# PROMPT
Below are entries. Pull out all lines containing "this".

# RECORDS SUPPLIED

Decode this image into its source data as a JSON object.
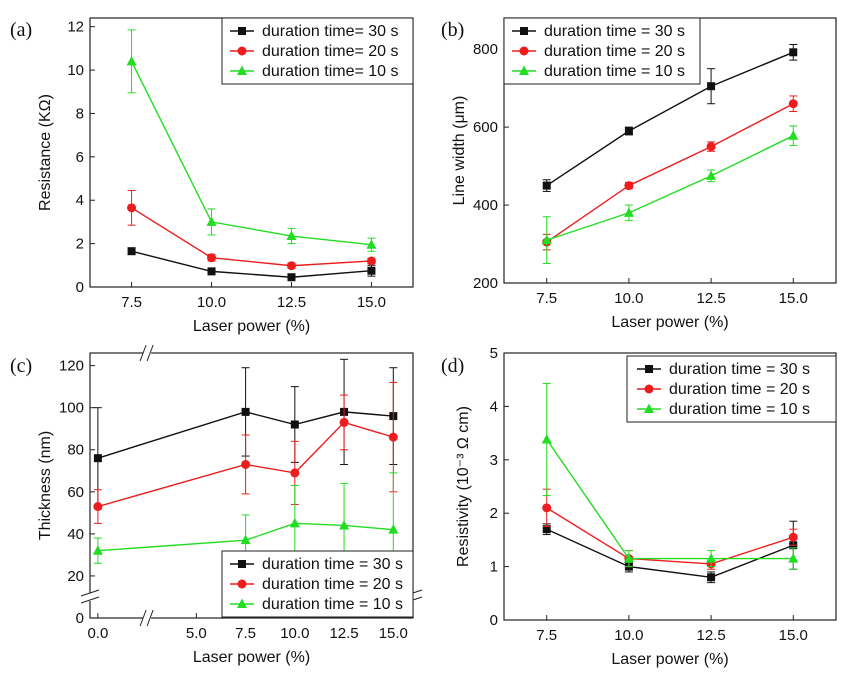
{
  "colors": {
    "s30": "#111111",
    "s20": "#ee1c1c",
    "s10": "#22dd22"
  },
  "chart_data": [
    {
      "panel_label": "(a)",
      "type": "line",
      "xlabel": "Laser power (%)",
      "ylabel": "Resistance (KΩ)",
      "xlim": [
        6.2,
        16.3
      ],
      "ylim": [
        0,
        12.4
      ],
      "xticks": [
        7.5,
        10.0,
        12.5,
        15.0
      ],
      "xtick_labels": [
        "7.5",
        "10.0",
        "12.5",
        "15.0"
      ],
      "yticks": [
        0,
        2,
        4,
        6,
        8,
        10,
        12
      ],
      "ytick_labels": [
        "0",
        "2",
        "4",
        "6",
        "8",
        "10",
        "12"
      ],
      "legend": "top-right",
      "series": [
        {
          "name": "duration time= 30 s",
          "marker": "square",
          "x": [
            7.5,
            10.0,
            12.5,
            15.0
          ],
          "y": [
            1.65,
            0.72,
            0.45,
            0.75
          ],
          "err": [
            0.15,
            0.1,
            0.08,
            0.25
          ]
        },
        {
          "name": "duration time= 20 s",
          "marker": "circle",
          "x": [
            7.5,
            10.0,
            12.5,
            15.0
          ],
          "y": [
            3.65,
            1.35,
            0.98,
            1.2
          ],
          "err": [
            0.8,
            0.15,
            0.12,
            0.12
          ]
        },
        {
          "name": "duration time= 10 s",
          "marker": "triangle",
          "x": [
            7.5,
            10.0,
            12.5,
            15.0
          ],
          "y": [
            10.4,
            3.0,
            2.35,
            1.95
          ],
          "err": [
            1.45,
            0.6,
            0.35,
            0.3
          ]
        }
      ]
    },
    {
      "panel_label": "(b)",
      "type": "line",
      "xlabel": "Laser power (%)",
      "ylabel": "Line width (μm)",
      "xlim": [
        6.2,
        16.3
      ],
      "ylim": [
        200,
        880
      ],
      "xticks": [
        7.5,
        10.0,
        12.5,
        15.0
      ],
      "xtick_labels": [
        "7.5",
        "10.0",
        "12.5",
        "15.0"
      ],
      "yticks": [
        200,
        400,
        600,
        800
      ],
      "ytick_labels": [
        "200",
        "400",
        "600",
        "800"
      ],
      "legend": "top-left",
      "series": [
        {
          "name": "duration time = 30 s",
          "marker": "square",
          "x": [
            7.5,
            10.0,
            12.5,
            15.0
          ],
          "y": [
            450,
            590,
            705,
            792
          ],
          "err": [
            15,
            10,
            45,
            20
          ]
        },
        {
          "name": "duration time = 20 s",
          "marker": "circle",
          "x": [
            7.5,
            10.0,
            12.5,
            15.0
          ],
          "y": [
            305,
            450,
            550,
            660
          ],
          "err": [
            20,
            8,
            12,
            20
          ]
        },
        {
          "name": "duration time = 10 s",
          "marker": "triangle",
          "x": [
            7.5,
            10.0,
            12.5,
            15.0
          ],
          "y": [
            310,
            380,
            475,
            578
          ],
          "err": [
            60,
            20,
            15,
            25
          ]
        }
      ]
    },
    {
      "panel_label": "(c)",
      "type": "line",
      "xlabel": "Laser power (%)",
      "ylabel": "Thickness (nm)",
      "xlim": [
        -0.4,
        16.0
      ],
      "ylim": [
        0,
        126
      ],
      "xticks": [
        0.0,
        5.0,
        7.5,
        10.0,
        12.5,
        15.0
      ],
      "xtick_labels": [
        "0.0",
        "5.0",
        "7.5",
        "10.0",
        "12.5",
        "15.0"
      ],
      "yticks": [
        0,
        20,
        40,
        60,
        80,
        100,
        120
      ],
      "ytick_labels": [
        "0",
        "20",
        "40",
        "60",
        "80",
        "100",
        "120"
      ],
      "legend": "bottom-right",
      "series": [
        {
          "name": "duration time = 30 s",
          "marker": "square",
          "x": [
            0.0,
            7.5,
            10.0,
            12.5,
            15.0
          ],
          "y": [
            76,
            98,
            92,
            98,
            96
          ],
          "err": [
            24,
            21,
            18,
            25,
            23
          ]
        },
        {
          "name": "duration time = 20 s",
          "marker": "circle",
          "x": [
            0.0,
            7.5,
            10.0,
            12.5,
            15.0
          ],
          "y": [
            53,
            73,
            69,
            93,
            86
          ],
          "err": [
            8,
            14,
            15,
            13,
            26
          ]
        },
        {
          "name": "duration time = 10 s",
          "marker": "triangle",
          "x": [
            0.0,
            7.5,
            10.0,
            12.5,
            15.0
          ],
          "y": [
            32,
            37,
            45,
            44,
            42
          ],
          "err": [
            6,
            12,
            18,
            20,
            27
          ]
        }
      ]
    },
    {
      "panel_label": "(d)",
      "type": "line",
      "xlabel": "Laser power (%)",
      "ylabel": "Resistivity (10⁻³ Ω cm)",
      "xlim": [
        6.2,
        16.3
      ],
      "ylim": [
        0,
        5
      ],
      "xticks": [
        7.5,
        10.0,
        12.5,
        15.0
      ],
      "xtick_labels": [
        "7.5",
        "10.0",
        "12.5",
        "15.0"
      ],
      "yticks": [
        0,
        1,
        2,
        3,
        4,
        5
      ],
      "ytick_labels": [
        "0",
        "1",
        "2",
        "3",
        "4",
        "5"
      ],
      "legend": "top-right",
      "series": [
        {
          "name": "duration time = 30 s",
          "marker": "square",
          "x": [
            7.5,
            10.0,
            12.5,
            15.0
          ],
          "y": [
            1.7,
            1.0,
            0.8,
            1.4
          ],
          "err": [
            0.1,
            0.1,
            0.1,
            0.45
          ]
        },
        {
          "name": "duration time = 20 s",
          "marker": "circle",
          "x": [
            7.5,
            10.0,
            12.5,
            15.0
          ],
          "y": [
            2.1,
            1.15,
            1.05,
            1.55
          ],
          "err": [
            0.35,
            0.15,
            0.1,
            0.15
          ]
        },
        {
          "name": "duration time = 10 s",
          "marker": "triangle",
          "x": [
            7.5,
            10.0,
            12.5,
            15.0
          ],
          "y": [
            3.38,
            1.15,
            1.15,
            1.15
          ],
          "err": [
            1.05,
            0.15,
            0.15,
            0.2
          ]
        }
      ]
    }
  ]
}
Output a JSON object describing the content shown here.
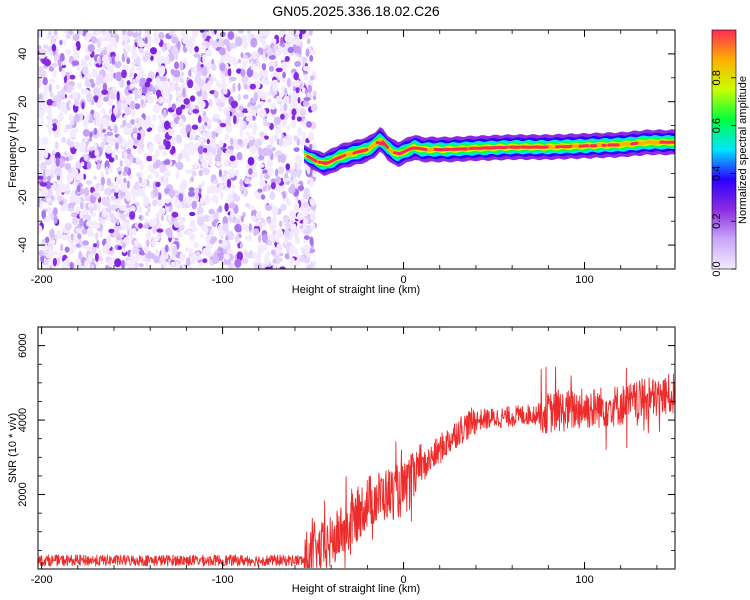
{
  "title": "GN05.2025.336.18.02.C26",
  "chart_data": [
    {
      "type": "heatmap",
      "name": "spectrogram",
      "xlabel": "Height of straight line (km)",
      "ylabel": "Frequency (Hz)",
      "xlim": [
        -202,
        150
      ],
      "ylim": [
        -50,
        50
      ],
      "xticks": [
        -200,
        -100,
        0,
        100
      ],
      "xtick_labels": [
        "-200",
        "-100",
        "0",
        "100"
      ],
      "yticks": [
        -40,
        -20,
        0,
        20,
        40
      ],
      "ytick_labels": [
        "-40",
        "-20",
        "0",
        "20",
        "40"
      ],
      "noise_region_x": [
        -202,
        -49
      ],
      "signal_track": {
        "x": [
          -55,
          -48,
          -44,
          -40,
          -35,
          -30,
          -25,
          -20,
          -16,
          -13,
          -11,
          -9,
          -6,
          -3,
          0,
          3,
          6,
          10,
          15,
          25,
          40,
          60,
          80,
          100,
          120,
          135,
          150
        ],
        "y": [
          -2,
          -5,
          -6,
          -5,
          -3,
          -2,
          -1,
          0,
          2,
          4,
          3,
          1,
          -1,
          -2,
          -1,
          0,
          1,
          0,
          0,
          0,
          0.5,
          1,
          1,
          1.5,
          2,
          3,
          3
        ]
      },
      "colorbar": {
        "label": "Normalized spectral amplitude",
        "range": [
          0,
          1
        ],
        "ticks": [
          0.0,
          0.2,
          0.4,
          0.6,
          0.8
        ],
        "tick_labels": [
          "0.0",
          "0.2",
          "0.4",
          "0.6",
          "0.8"
        ],
        "colors": [
          "#f4ecff",
          "#c9a6f7",
          "#8a2be2",
          "#2b00ff",
          "#00e5ff",
          "#00ff40",
          "#c8ff00",
          "#ffb000",
          "#ff2a55"
        ]
      }
    },
    {
      "type": "line",
      "name": "snr",
      "xlabel": "Height of straight line (km)",
      "ylabel": "SNR (10 * v/v)",
      "xlim": [
        -202,
        150
      ],
      "ylim": [
        0,
        6500
      ],
      "xticks": [
        -200,
        -100,
        0,
        100
      ],
      "xtick_labels": [
        "-200",
        "-100",
        "0",
        "100"
      ],
      "yticks": [
        2000,
        4000,
        6000
      ],
      "ytick_labels": [
        "2000",
        "4000",
        "6000"
      ],
      "color": "#ee2b2b",
      "envelope": {
        "x": [
          -202,
          -55,
          -40,
          -30,
          -20,
          -10,
          0,
          10,
          20,
          30,
          40,
          60,
          80,
          100,
          120,
          140,
          150
        ],
        "y": [
          200,
          250,
          700,
          1200,
          1800,
          2000,
          2100,
          2700,
          3200,
          3700,
          4000,
          4100,
          4200,
          4300,
          4400,
          4600,
          4700
        ]
      }
    }
  ]
}
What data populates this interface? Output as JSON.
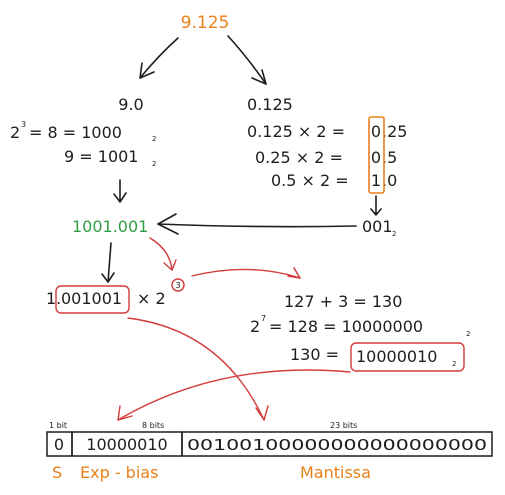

# FINISHED ANSWER
Decode this image into its source data as a JSON object.
What data populates this interface? Output as JSON.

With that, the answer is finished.